>>>

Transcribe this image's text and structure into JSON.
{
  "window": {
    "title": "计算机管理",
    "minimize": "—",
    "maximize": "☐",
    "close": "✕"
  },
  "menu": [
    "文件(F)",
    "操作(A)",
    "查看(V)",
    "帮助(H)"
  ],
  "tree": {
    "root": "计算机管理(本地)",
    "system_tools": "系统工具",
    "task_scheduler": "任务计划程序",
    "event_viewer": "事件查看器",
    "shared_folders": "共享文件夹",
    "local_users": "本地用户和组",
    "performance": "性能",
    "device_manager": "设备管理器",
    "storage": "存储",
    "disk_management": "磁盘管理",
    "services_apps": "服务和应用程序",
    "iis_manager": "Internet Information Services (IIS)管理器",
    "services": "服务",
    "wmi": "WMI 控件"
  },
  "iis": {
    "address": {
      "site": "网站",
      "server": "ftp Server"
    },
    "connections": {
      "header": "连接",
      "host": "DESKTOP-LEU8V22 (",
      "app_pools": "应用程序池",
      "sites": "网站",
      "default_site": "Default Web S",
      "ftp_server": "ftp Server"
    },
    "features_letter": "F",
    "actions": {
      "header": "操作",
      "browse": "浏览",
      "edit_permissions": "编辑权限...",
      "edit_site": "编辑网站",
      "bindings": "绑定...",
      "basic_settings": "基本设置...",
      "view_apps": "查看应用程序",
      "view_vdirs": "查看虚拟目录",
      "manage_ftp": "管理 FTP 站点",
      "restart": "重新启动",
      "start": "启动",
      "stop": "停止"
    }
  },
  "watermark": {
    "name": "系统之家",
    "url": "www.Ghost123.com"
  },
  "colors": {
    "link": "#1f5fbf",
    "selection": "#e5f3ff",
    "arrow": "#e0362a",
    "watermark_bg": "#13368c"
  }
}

<<<

§ **Your goal**
Exactly as written above, please repeat the entries.

§ **The result**
Transcribe this image's text and structure into JSON.
{
  "window": {
    "title": "计算机管理",
    "minimize": "—",
    "maximize": "☐",
    "close": "✕"
  },
  "menu": [
    "文件(F)",
    "操作(A)",
    "查看(V)",
    "帮助(H)"
  ],
  "tree": {
    "root": "计算机管理(本地)",
    "system_tools": "系统工具",
    "task_scheduler": "任务计划程序",
    "event_viewer": "事件查看器",
    "shared_folders": "共享文件夹",
    "local_users": "本地用户和组",
    "performance": "性能",
    "device_manager": "设备管理器",
    "storage": "存储",
    "disk_management": "磁盘管理",
    "services_apps": "服务和应用程序",
    "iis_manager": "Internet Information Services (IIS)管理器",
    "services": "服务",
    "wmi": "WMI 控件"
  },
  "iis": {
    "address": {
      "site": "网站",
      "server": "ftp Server"
    },
    "connections": {
      "header": "连接",
      "host": "DESKTOP-LEU8V22 (",
      "app_pools": "应用程序池",
      "sites": "网站",
      "default_site": "Default Web S",
      "ftp_server": "ftp Server"
    },
    "features_letter": "F",
    "actions": {
      "header": "操作",
      "browse": "浏览",
      "edit_permissions": "编辑权限...",
      "edit_site": "编辑网站",
      "bindings": "绑定...",
      "basic_settings": "基本设置...",
      "view_apps": "查看应用程序",
      "view_vdirs": "查看虚拟目录",
      "manage_ftp": "管理 FTP 站点",
      "restart": "重新启动",
      "start": "启动",
      "stop": "停止"
    }
  },
  "watermark": {
    "name": "系统之家",
    "url": "www.Ghost123.com"
  },
  "colors": {
    "link": "#1f5fbf",
    "selection": "#e5f3ff",
    "arrow": "#e0362a",
    "watermark_bg": "#13368c"
  }
}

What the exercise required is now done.